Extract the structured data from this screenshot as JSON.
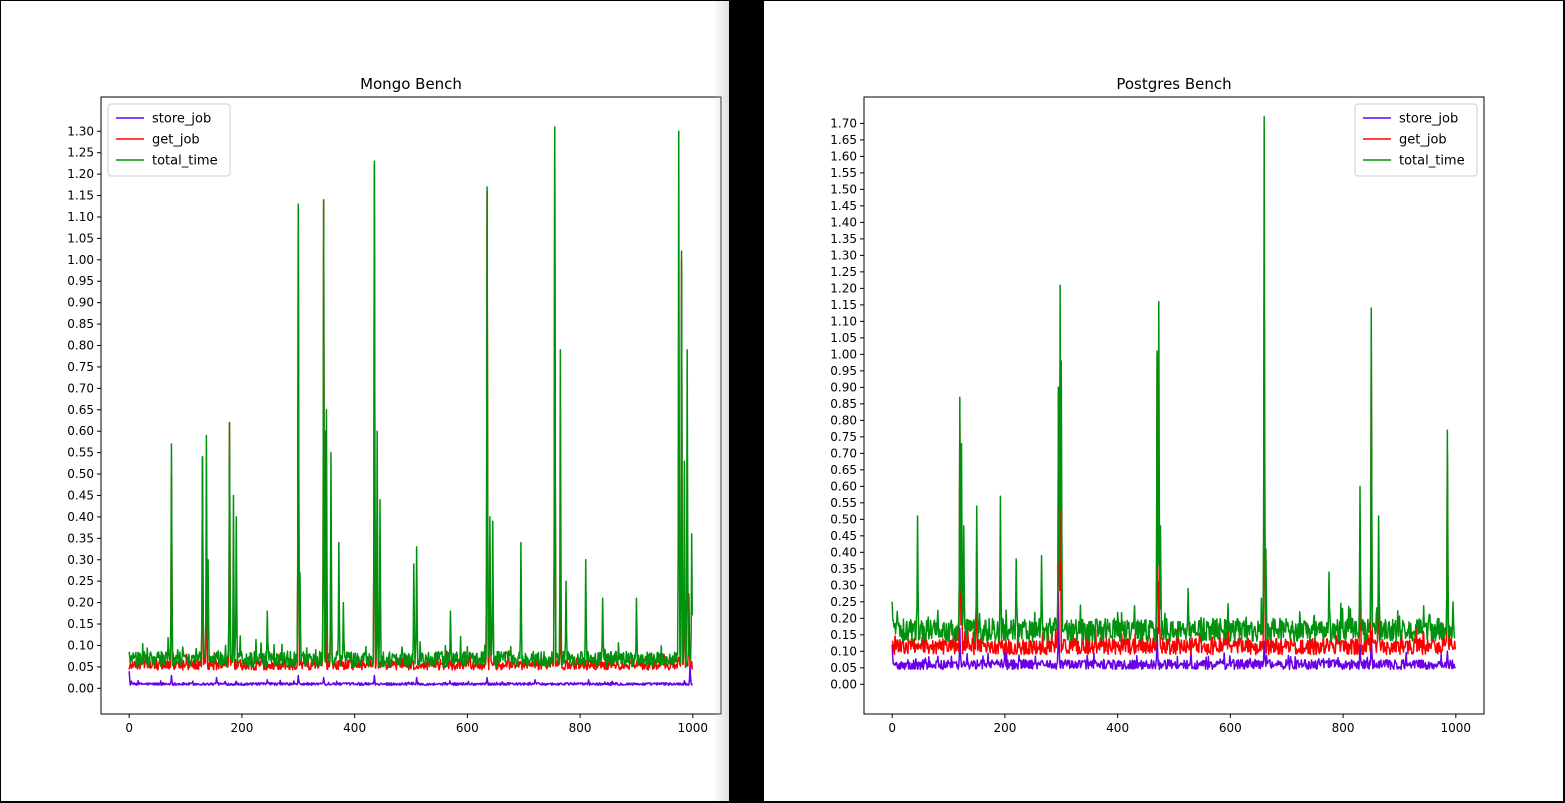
{
  "colors": {
    "store_job": "#6a00e8",
    "get_job": "#ff0000",
    "total_time": "#00910f"
  },
  "chart_data": [
    {
      "type": "line",
      "title": "Mongo Bench",
      "xlabel": "",
      "ylabel": "",
      "xlim": [
        -50,
        1050
      ],
      "ylim": [
        -0.06,
        1.38
      ],
      "xticks": [
        0,
        200,
        400,
        600,
        800,
        1000
      ],
      "xtick_labels": [
        "0",
        "200",
        "400",
        "600",
        "800",
        "1000"
      ],
      "ytick_step": 0.05,
      "ytick_max": 1.3,
      "ytick_labels": [
        "0.00",
        "0.05",
        "0.10",
        "0.15",
        "0.20",
        "0.25",
        "0.30",
        "0.35",
        "0.40",
        "0.45",
        "0.50",
        "0.55",
        "0.60",
        "0.65",
        "0.70",
        "0.75",
        "0.80",
        "0.85",
        "0.90",
        "0.95",
        "1.00",
        "1.05",
        "1.10",
        "1.15",
        "1.20",
        "1.25",
        "1.30"
      ],
      "legend": "top-left",
      "grid": false,
      "x_count": 1000,
      "series": [
        {
          "name": "store_job",
          "color_key": "store_job",
          "baseline": 0.01,
          "noise": 0.003,
          "spikes": [
            [
              0,
              0.04
            ],
            [
              75,
              0.03
            ],
            [
              155,
              0.025
            ],
            [
              245,
              0.02
            ],
            [
              300,
              0.03
            ],
            [
              345,
              0.025
            ],
            [
              435,
              0.03
            ],
            [
              510,
              0.025
            ],
            [
              635,
              0.025
            ],
            [
              720,
              0.02
            ],
            [
              815,
              0.02
            ],
            [
              995,
              0.055
            ]
          ]
        },
        {
          "name": "get_job",
          "color_key": "get_job",
          "baseline": 0.055,
          "noise": 0.012,
          "spikes": [
            [
              75,
              0.5
            ],
            [
              130,
              0.54
            ],
            [
              137,
              0.33
            ],
            [
              178,
              0.62
            ],
            [
              185,
              0.25
            ],
            [
              300,
              1.12
            ],
            [
              345,
              1.14
            ],
            [
              348,
              0.6
            ],
            [
              358,
              0.4
            ],
            [
              435,
              1.22
            ],
            [
              440,
              0.4
            ],
            [
              635,
              1.16
            ],
            [
              640,
              0.32
            ],
            [
              755,
              1.28
            ],
            [
              765,
              0.2
            ],
            [
              980,
              1.0
            ],
            [
              985,
              0.3
            ],
            [
              993,
              0.22
            ]
          ]
        },
        {
          "name": "total_time",
          "color_key": "total_time",
          "baseline": 0.068,
          "noise": 0.018,
          "spikes": [
            [
              0,
              0.085
            ],
            [
              75,
              0.57
            ],
            [
              130,
              0.54
            ],
            [
              137,
              0.59
            ],
            [
              140,
              0.3
            ],
            [
              178,
              0.62
            ],
            [
              185,
              0.45
            ],
            [
              190,
              0.4
            ],
            [
              245,
              0.18
            ],
            [
              300,
              1.13
            ],
            [
              303,
              0.27
            ],
            [
              345,
              1.14
            ],
            [
              350,
              0.65
            ],
            [
              358,
              0.55
            ],
            [
              372,
              0.34
            ],
            [
              380,
              0.2
            ],
            [
              435,
              1.23
            ],
            [
              440,
              0.6
            ],
            [
              445,
              0.44
            ],
            [
              505,
              0.29
            ],
            [
              510,
              0.33
            ],
            [
              570,
              0.18
            ],
            [
              635,
              1.17
            ],
            [
              640,
              0.4
            ],
            [
              645,
              0.39
            ],
            [
              695,
              0.34
            ],
            [
              755,
              1.31
            ],
            [
              765,
              0.79
            ],
            [
              775,
              0.25
            ],
            [
              810,
              0.3
            ],
            [
              840,
              0.21
            ],
            [
              900,
              0.21
            ],
            [
              975,
              1.3
            ],
            [
              980,
              1.02
            ],
            [
              985,
              0.53
            ],
            [
              990,
              0.79
            ],
            [
              998,
              0.36
            ]
          ]
        }
      ]
    },
    {
      "type": "line",
      "title": "Postgres Bench",
      "xlabel": "",
      "ylabel": "",
      "xlim": [
        -50,
        1050
      ],
      "ylim": [
        -0.09,
        1.78
      ],
      "xticks": [
        0,
        200,
        400,
        600,
        800,
        1000
      ],
      "xtick_labels": [
        "0",
        "200",
        "400",
        "600",
        "800",
        "1000"
      ],
      "ytick_step": 0.05,
      "ytick_max": 1.7,
      "ytick_labels": [
        "0.00",
        "0.05",
        "0.10",
        "0.15",
        "0.20",
        "0.25",
        "0.30",
        "0.35",
        "0.40",
        "0.45",
        "0.50",
        "0.55",
        "0.60",
        "0.65",
        "0.70",
        "0.75",
        "0.80",
        "0.85",
        "0.90",
        "0.95",
        "1.00",
        "1.05",
        "1.10",
        "1.15",
        "1.20",
        "1.25",
        "1.30",
        "1.35",
        "1.40",
        "1.45",
        "1.50",
        "1.55",
        "1.60",
        "1.65",
        "1.70"
      ],
      "legend": "top-right",
      "grid": false,
      "x_count": 1000,
      "series": [
        {
          "name": "store_job",
          "color_key": "store_job",
          "baseline": 0.06,
          "noise": 0.015,
          "spikes": [
            [
              0,
              0.12
            ],
            [
              120,
              0.17
            ],
            [
              200,
              0.12
            ],
            [
              295,
              0.28
            ],
            [
              470,
              0.17
            ],
            [
              530,
              0.1
            ],
            [
              660,
              0.13
            ],
            [
              830,
              0.12
            ],
            [
              850,
              0.16
            ],
            [
              985,
              0.1
            ]
          ]
        },
        {
          "name": "get_job",
          "color_key": "get_job",
          "baseline": 0.115,
          "noise": 0.025,
          "spikes": [
            [
              0,
              0.13
            ],
            [
              120,
              0.8
            ],
            [
              123,
              0.44
            ],
            [
              150,
              0.4
            ],
            [
              295,
              0.9
            ],
            [
              298,
              0.96
            ],
            [
              470,
              1.0
            ],
            [
              473,
              0.31
            ],
            [
              660,
              1.2
            ],
            [
              830,
              0.44
            ],
            [
              850,
              1.0
            ],
            [
              863,
              0.34
            ],
            [
              985,
              0.7
            ]
          ]
        },
        {
          "name": "total_time",
          "color_key": "total_time",
          "baseline": 0.165,
          "noise": 0.035,
          "spikes": [
            [
              0,
              0.25
            ],
            [
              45,
              0.51
            ],
            [
              120,
              0.87
            ],
            [
              123,
              0.73
            ],
            [
              127,
              0.48
            ],
            [
              150,
              0.54
            ],
            [
              192,
              0.57
            ],
            [
              220,
              0.38
            ],
            [
              265,
              0.39
            ],
            [
              295,
              0.9
            ],
            [
              298,
              1.21
            ],
            [
              300,
              0.98
            ],
            [
              470,
              1.01
            ],
            [
              473,
              1.16
            ],
            [
              476,
              0.48
            ],
            [
              525,
              0.29
            ],
            [
              660,
              1.72
            ],
            [
              663,
              0.41
            ],
            [
              775,
              0.34
            ],
            [
              830,
              0.6
            ],
            [
              850,
              1.14
            ],
            [
              863,
              0.51
            ],
            [
              985,
              0.77
            ],
            [
              995,
              0.25
            ]
          ]
        }
      ]
    }
  ]
}
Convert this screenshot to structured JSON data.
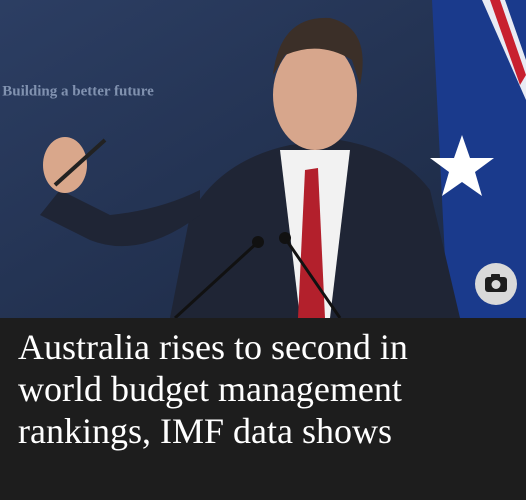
{
  "photo": {
    "backdrop_text": "Building a better future"
  },
  "headline": {
    "lines": [
      "Australia rises to second in",
      "world budget management",
      "rankings, IMF data shows"
    ]
  }
}
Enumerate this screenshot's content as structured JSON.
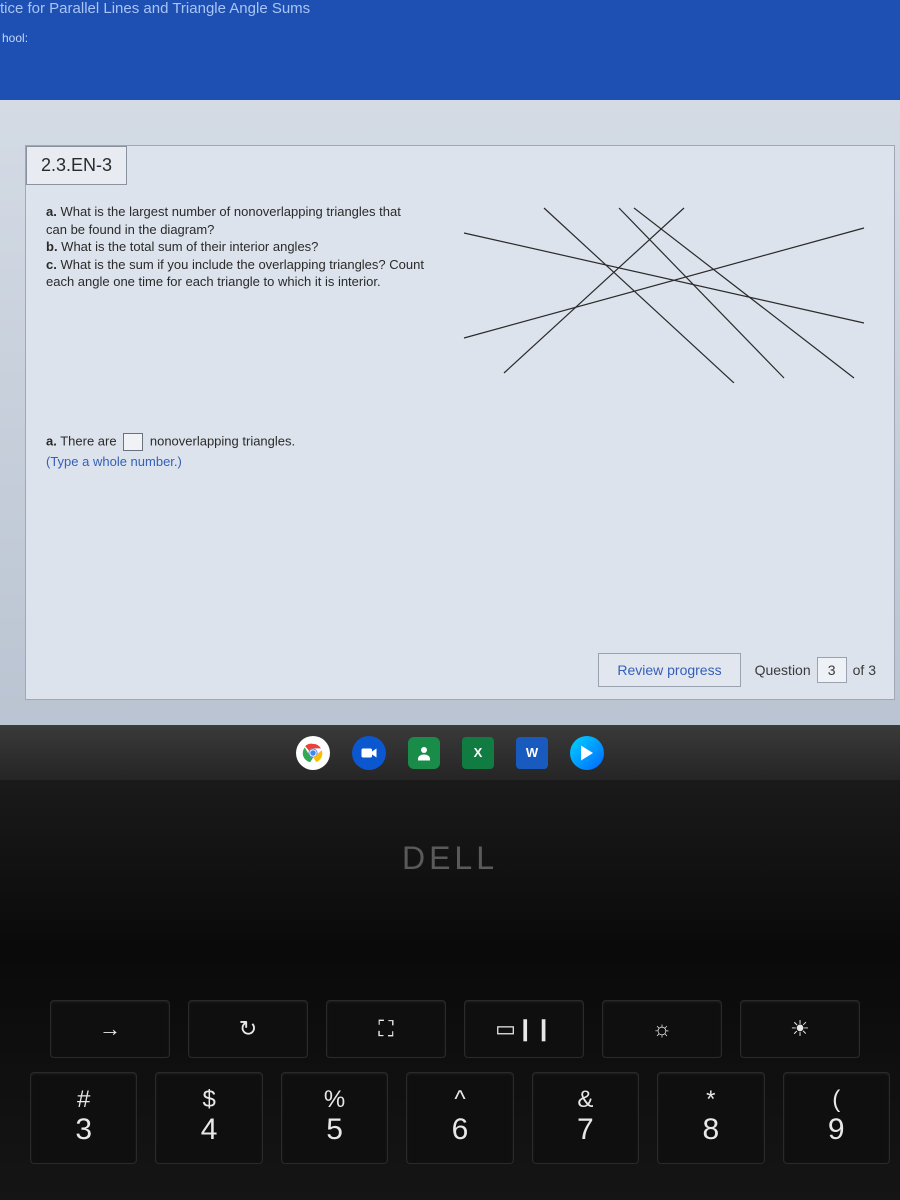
{
  "banner": {
    "title": "tice for Parallel Lines and Triangle Angle Sums",
    "sub": "hool:"
  },
  "question": {
    "id": "2.3.EN-3",
    "parts": {
      "a": "What is the largest number of nonoverlapping triangles that can be found in the diagram?",
      "b": "What is the total sum of their interior angles?",
      "c": "What is the sum if you include the overlapping triangles? Count each angle one time for each triangle to which it is interior."
    },
    "answer": {
      "label_a": "a.",
      "prefix": "There are",
      "suffix": "nonoverlapping triangles.",
      "hint": "(Type a whole number.)"
    }
  },
  "diagram": {
    "stroke": "#2a2a2a",
    "stroke_width": 1.2,
    "lines": [
      [
        10,
        30,
        410,
        120
      ],
      [
        10,
        135,
        410,
        25
      ],
      [
        50,
        170,
        230,
        5
      ],
      [
        180,
        5,
        400,
        175
      ],
      [
        90,
        5,
        280,
        180
      ],
      [
        330,
        175,
        165,
        5
      ]
    ]
  },
  "footer": {
    "review": "Review progress",
    "question_label": "Question",
    "current": "3",
    "of_label": "of 3"
  },
  "taskbar": {
    "excel_letter": "X",
    "word_letter": "W"
  },
  "laptop": {
    "brand": "DELL"
  },
  "keys": {
    "fn": [
      {
        "glyph": "→"
      },
      {
        "glyph": "↻"
      },
      {
        "glyph": "⛶"
      },
      {
        "glyph": "▭❙❙"
      },
      {
        "glyph": "☼"
      },
      {
        "glyph": "☀"
      }
    ],
    "num": [
      {
        "upper": "#",
        "lower": "3"
      },
      {
        "upper": "$",
        "lower": "4"
      },
      {
        "upper": "%",
        "lower": "5"
      },
      {
        "upper": "^",
        "lower": "6"
      },
      {
        "upper": "&",
        "lower": "7"
      },
      {
        "upper": "*",
        "lower": "8"
      },
      {
        "upper": "(",
        "lower": "9"
      }
    ]
  }
}
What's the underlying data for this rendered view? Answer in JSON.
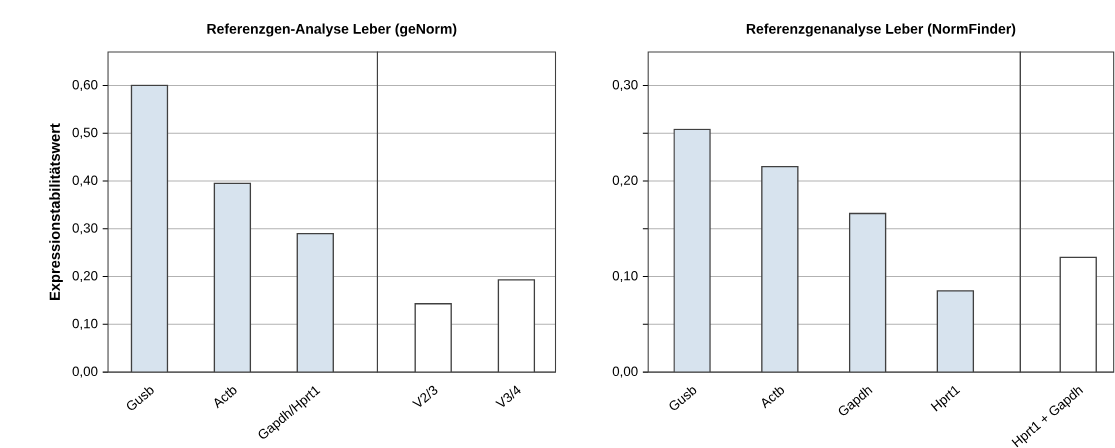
{
  "chart_data": [
    {
      "type": "bar",
      "title": "Referenzgen-Analyse Leber (geNorm)",
      "ylabel": "Expressionstabilitätswert",
      "categories": [
        "Gusb",
        "Actb",
        "Gapdh/Hprt1"
      ],
      "values": [
        0.6,
        0.395,
        0.29
      ],
      "colors": [
        "#d7e3ee",
        "#d7e3ee",
        "#d7e3ee"
      ],
      "ylim": [
        0,
        0.67
      ],
      "yticks": [
        {
          "value": 0,
          "label": "0,00"
        },
        {
          "value": 0.1,
          "label": "0,10"
        },
        {
          "value": 0.2,
          "label": "0,20"
        },
        {
          "value": 0.3,
          "label": "0,30"
        },
        {
          "value": 0.4,
          "label": "0,40"
        },
        {
          "value": 0.5,
          "label": "0,50"
        },
        {
          "value": 0.6,
          "label": "0,60"
        }
      ],
      "grid": "y"
    },
    {
      "type": "bar",
      "categories": [
        "V2/3",
        "V3/4"
      ],
      "values": [
        0.143,
        0.193
      ],
      "colors": [
        "#ffffff",
        "#ffffff"
      ],
      "ylim": [
        0,
        0.67
      ],
      "yticks": [
        0,
        0.1,
        0.2,
        0.3,
        0.4,
        0.5,
        0.6
      ],
      "tick_labels": "x",
      "grid": "y"
    },
    {
      "type": "bar",
      "title": "Referenzgenanalyse Leber (NormFinder)",
      "categories": [
        "Gusb",
        "Actb",
        "Gapdh",
        "Hprt1"
      ],
      "values": [
        0.254,
        0.215,
        0.166,
        0.085
      ],
      "colors": [
        "#d7e3ee",
        "#d7e3ee",
        "#d7e3ee",
        "#d7e3ee"
      ],
      "ylim": [
        0,
        0.335
      ],
      "yticks": [
        {
          "value": 0,
          "label": "0,00"
        },
        {
          "value": 0.05,
          "label": null
        },
        {
          "value": 0.1,
          "label": "0,10"
        },
        {
          "value": 0.15,
          "label": null
        },
        {
          "value": 0.2,
          "label": "0,20"
        },
        {
          "value": 0.25,
          "label": null
        },
        {
          "value": 0.3,
          "label": "0,30"
        }
      ],
      "grid": "y"
    },
    {
      "type": "bar",
      "categories": [
        "Hprt1 + Gapdh"
      ],
      "values": [
        0.12
      ],
      "colors": [
        "#ffffff"
      ],
      "ylim": [
        0,
        0.335
      ],
      "yticks": [
        0,
        0.05,
        0.1,
        0.15,
        0.2,
        0.25,
        0.3
      ],
      "tick_labels": "x",
      "grid": "y"
    }
  ]
}
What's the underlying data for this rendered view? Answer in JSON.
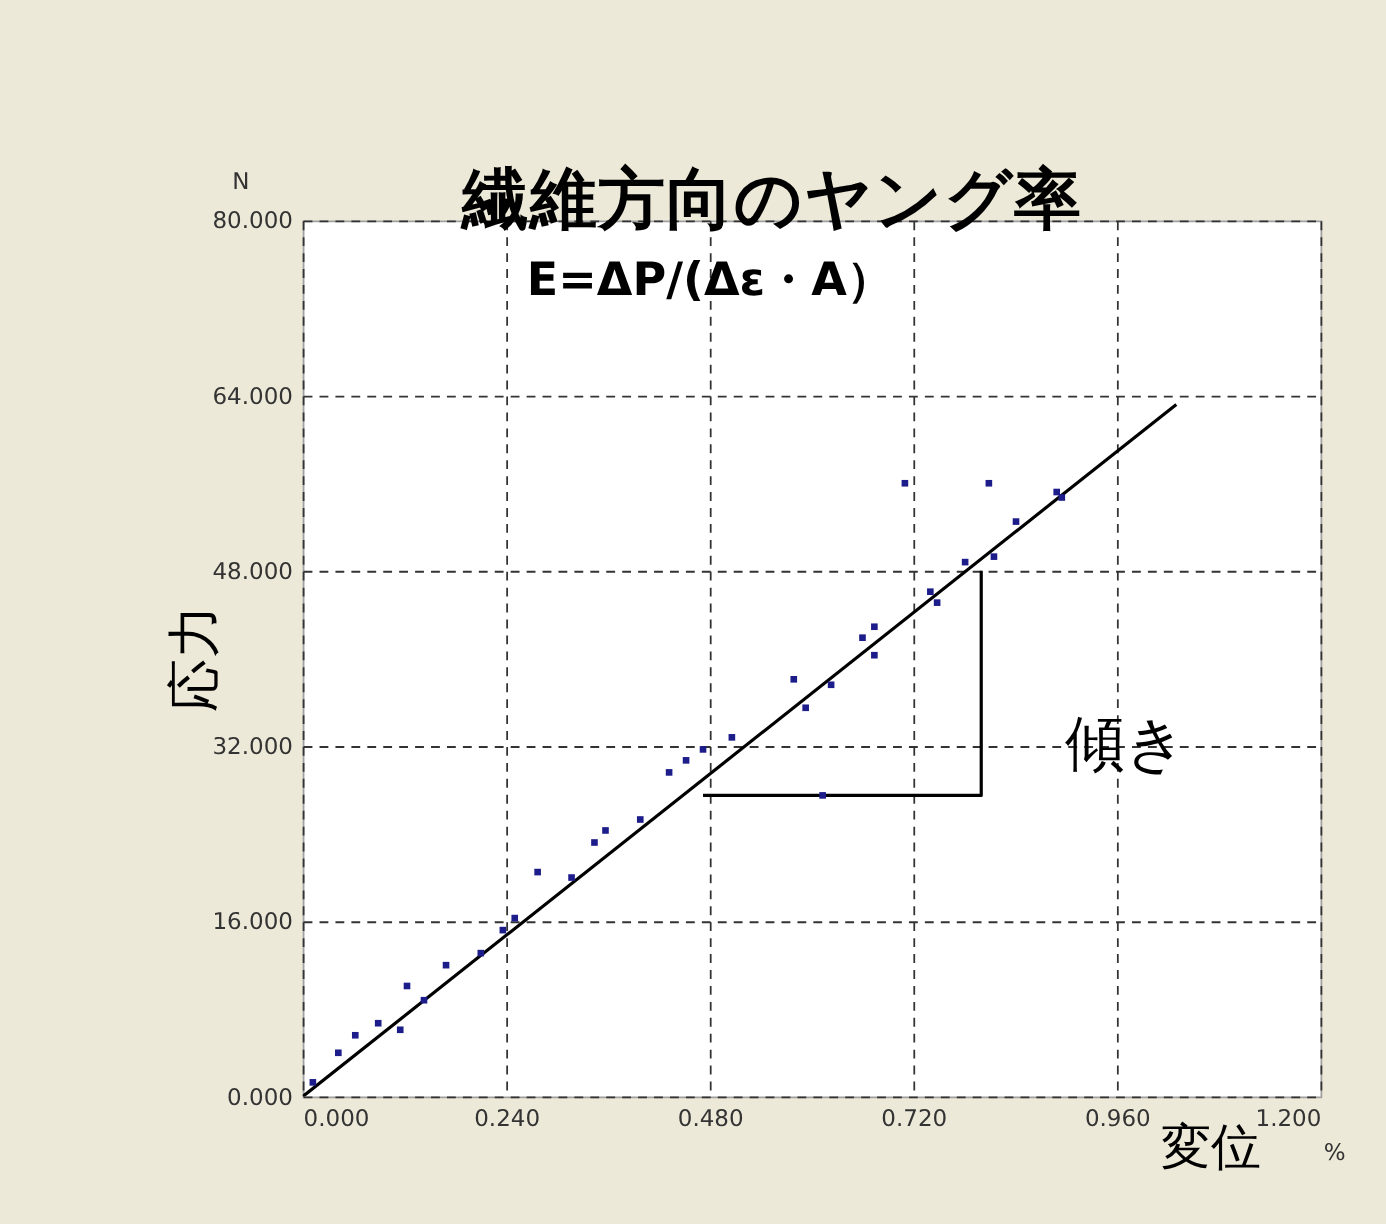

**Direction**.
Report each line of the material above where the word "JSON" appears.

**Task result**.
Extract the structured data from this screenshot as JSON.
Convert this screenshot to structured JSON data.
Enumerate this screenshot's content as structured JSON.
What's the underlying data for this rendered view? Answer in JSON.
What's the underlying data for this rendered view? Answer in JSON.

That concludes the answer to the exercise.